Shortly thereafter, the surgeon general sent me to San Antonio to start animal studies on the efficacy and safety of the drug on a swine trauma model. Two weeks later, John Holcomb and his team came to my institution to continue the study (results reported in the meeting by John Holcomb).
The animal study together with the present cases support the compartmentalized action of rFVIIa at the site of injury rather than systemic activation of the coagulation cascade. It raises the possibility that the drug may have a beneficial role in hemorrhage control in trauma and that the subject deserves further controlled animal and clinical trials.
Now, how do we monitor? The best monitoring is to look at the patient and see if the bleeding ceased. Presently, there is no laboratory test that correlates directly to clinical response. We usually measure prothrombin time, and typically it is shortened to below the normal range (to 7–9 seconds). However, this is a laboratory effect that only shows that the patient has received rFVIIa, but does not predict or prove a clinical effect.
Dr. Mattox, the answer is not easy; this is a complicated ethical problem. Our first soldier was very close to exsanguination, but my young on-call physician, who was present in the operating room and who was convinced that this was the patient’s only chance to survive (at that stage, the surgeons had left the operating room to tell the parents that the patient was dead!) refused to inject the drug.

..........

What to do:
In the discussion of rFVIIa in trauma, to what range is prothrombin time typically shortened after the drug is given?

..........

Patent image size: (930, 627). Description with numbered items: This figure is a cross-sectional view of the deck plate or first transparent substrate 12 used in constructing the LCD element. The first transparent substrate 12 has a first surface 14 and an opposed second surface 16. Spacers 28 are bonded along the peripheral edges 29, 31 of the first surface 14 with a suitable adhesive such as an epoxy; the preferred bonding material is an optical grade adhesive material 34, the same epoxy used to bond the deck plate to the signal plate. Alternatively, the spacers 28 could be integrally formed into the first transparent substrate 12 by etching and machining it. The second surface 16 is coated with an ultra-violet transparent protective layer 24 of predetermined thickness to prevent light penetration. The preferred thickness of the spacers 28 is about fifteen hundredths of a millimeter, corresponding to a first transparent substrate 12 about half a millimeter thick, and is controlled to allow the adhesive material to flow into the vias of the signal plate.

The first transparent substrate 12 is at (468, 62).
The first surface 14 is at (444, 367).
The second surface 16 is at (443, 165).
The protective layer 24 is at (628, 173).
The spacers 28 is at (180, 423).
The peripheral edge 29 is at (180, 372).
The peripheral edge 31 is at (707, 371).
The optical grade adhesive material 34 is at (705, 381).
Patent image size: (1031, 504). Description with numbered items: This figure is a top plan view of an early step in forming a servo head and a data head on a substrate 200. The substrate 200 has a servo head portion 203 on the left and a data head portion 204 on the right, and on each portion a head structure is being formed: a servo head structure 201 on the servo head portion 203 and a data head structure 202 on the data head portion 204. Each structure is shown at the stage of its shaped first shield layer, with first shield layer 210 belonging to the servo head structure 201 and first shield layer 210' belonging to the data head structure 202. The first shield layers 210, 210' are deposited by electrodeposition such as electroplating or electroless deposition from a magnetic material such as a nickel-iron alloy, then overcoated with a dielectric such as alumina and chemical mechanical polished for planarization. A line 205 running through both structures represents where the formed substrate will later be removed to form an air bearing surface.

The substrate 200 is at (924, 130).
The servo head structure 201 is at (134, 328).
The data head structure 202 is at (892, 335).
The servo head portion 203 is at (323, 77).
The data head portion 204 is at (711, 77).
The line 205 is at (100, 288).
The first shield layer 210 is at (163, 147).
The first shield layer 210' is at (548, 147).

..........

Response:
Below the normal range, to 7–9 seconds.